Exercise description: Set down the material below in full, matching it exactly.

*****

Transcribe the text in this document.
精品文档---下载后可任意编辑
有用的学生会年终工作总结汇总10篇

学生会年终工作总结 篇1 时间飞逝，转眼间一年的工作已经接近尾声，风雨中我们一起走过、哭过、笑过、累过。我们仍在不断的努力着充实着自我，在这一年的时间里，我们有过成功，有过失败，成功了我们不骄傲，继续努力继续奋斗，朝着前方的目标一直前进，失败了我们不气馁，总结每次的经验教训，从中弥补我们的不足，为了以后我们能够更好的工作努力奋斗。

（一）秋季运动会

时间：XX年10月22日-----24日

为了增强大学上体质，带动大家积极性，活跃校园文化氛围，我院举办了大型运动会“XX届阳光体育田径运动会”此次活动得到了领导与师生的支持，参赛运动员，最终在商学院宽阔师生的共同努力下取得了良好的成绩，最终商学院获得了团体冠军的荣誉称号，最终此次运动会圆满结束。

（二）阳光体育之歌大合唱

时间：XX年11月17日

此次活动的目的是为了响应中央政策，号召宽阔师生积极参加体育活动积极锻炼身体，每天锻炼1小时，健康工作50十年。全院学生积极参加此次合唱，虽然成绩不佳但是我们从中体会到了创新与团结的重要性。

*****

Solution for this exercise:
Transcribe the text in this document.
精品文档---下载后可任意编辑
有用的学生会年终工作总结汇总10篇

学生会年终工作总结 篇1 时间飞逝，转眼间一年的工作已经接近尾声，风雨中我们一起走过、哭过、笑过、累过。我们仍在不断的努力着充实着自我，在这一年的时间里，我们有过成功，有过失败，成功了我们不骄傲，继续努力继续奋斗，朝着前方的目标一直前进，失败了我们不气馁，总结每次的经验教训，从中弥补我们的不足，为了以后我们能够更好的工作努力奋斗。

（一）秋季运动会

时间：XX年10月22日-----24日

为了增强大学上体质，带动大家积极性，活跃校园文化氛围，我院举办了大型运动会“XX届阳光体育田径运动会”此次活动得到了领导与师生的支持，参赛运动员，最终在商学院宽阔师生的共同努力下取得了良好的成绩，最终商学院获得了团体冠军的荣誉称号，最终此次运动会圆满结束。

（二）阳光体育之歌大合唱

时间：XX年11月17日

此次活动的目的是为了响应中央政策，号召宽阔师生积极参加体育活动积极锻炼身体，每天锻炼1小时，健康工作50十年。全院学生积极参加此次合唱，虽然成绩不佳但是我们从中体会到了创新与团结的重要性。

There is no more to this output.